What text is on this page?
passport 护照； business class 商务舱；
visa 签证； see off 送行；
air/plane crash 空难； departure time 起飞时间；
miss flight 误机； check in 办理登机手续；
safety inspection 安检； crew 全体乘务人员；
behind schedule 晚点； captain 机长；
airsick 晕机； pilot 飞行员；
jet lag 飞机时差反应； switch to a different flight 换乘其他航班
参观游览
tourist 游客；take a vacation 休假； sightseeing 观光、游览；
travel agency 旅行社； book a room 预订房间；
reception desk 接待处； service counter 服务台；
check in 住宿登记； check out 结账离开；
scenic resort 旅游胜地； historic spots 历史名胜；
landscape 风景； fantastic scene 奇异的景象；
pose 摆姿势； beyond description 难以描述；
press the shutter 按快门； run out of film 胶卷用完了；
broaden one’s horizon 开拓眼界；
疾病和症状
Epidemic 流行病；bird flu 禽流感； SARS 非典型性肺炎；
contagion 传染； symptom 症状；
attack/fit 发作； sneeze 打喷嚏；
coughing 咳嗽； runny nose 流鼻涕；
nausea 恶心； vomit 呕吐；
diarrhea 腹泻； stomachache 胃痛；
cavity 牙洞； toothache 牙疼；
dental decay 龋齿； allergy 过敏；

▬▬▬

▶ **DIRECTION**
Every entry above should be retyped exactly as shown.

▶ **THE ANSWER**
What text is on this page?
passport 护照； business class 商务舱；
visa 签证； see off 送行；
air/plane crash 空难； departure time 起飞时间；
miss flight 误机； check in 办理登机手续；
safety inspection 安检； crew 全体乘务人员；
behind schedule 晚点； captain 机长；
airsick 晕机； pilot 飞行员；
jet lag 飞机时差反应； switch to a different flight 换乘其他航班
参观游览
tourist 游客；take a vacation 休假； sightseeing 观光、游览；
travel agency 旅行社； book a room 预订房间；
reception desk 接待处； service counter 服务台；
check in 住宿登记； check out 结账离开；
scenic resort 旅游胜地； historic spots 历史名胜；
landscape 风景； fantastic scene 奇异的景象；
pose 摆姿势； beyond description 难以描述；
press the shutter 按快门； run out of film 胶卷用完了；
broaden one’s horizon 开拓眼界；
疾病和症状
Epidemic 流行病；bird flu 禽流感； SARS 非典型性肺炎；
contagion 传染； symptom 症状；
attack/fit 发作； sneeze 打喷嚏；
coughing 咳嗽； runny nose 流鼻涕；
nausea 恶心； vomit 呕吐；
diarrhea 腹泻； stomachache 胃痛；
cavity 牙洞； toothache 牙疼；
dental decay 龋齿； allergy 过敏；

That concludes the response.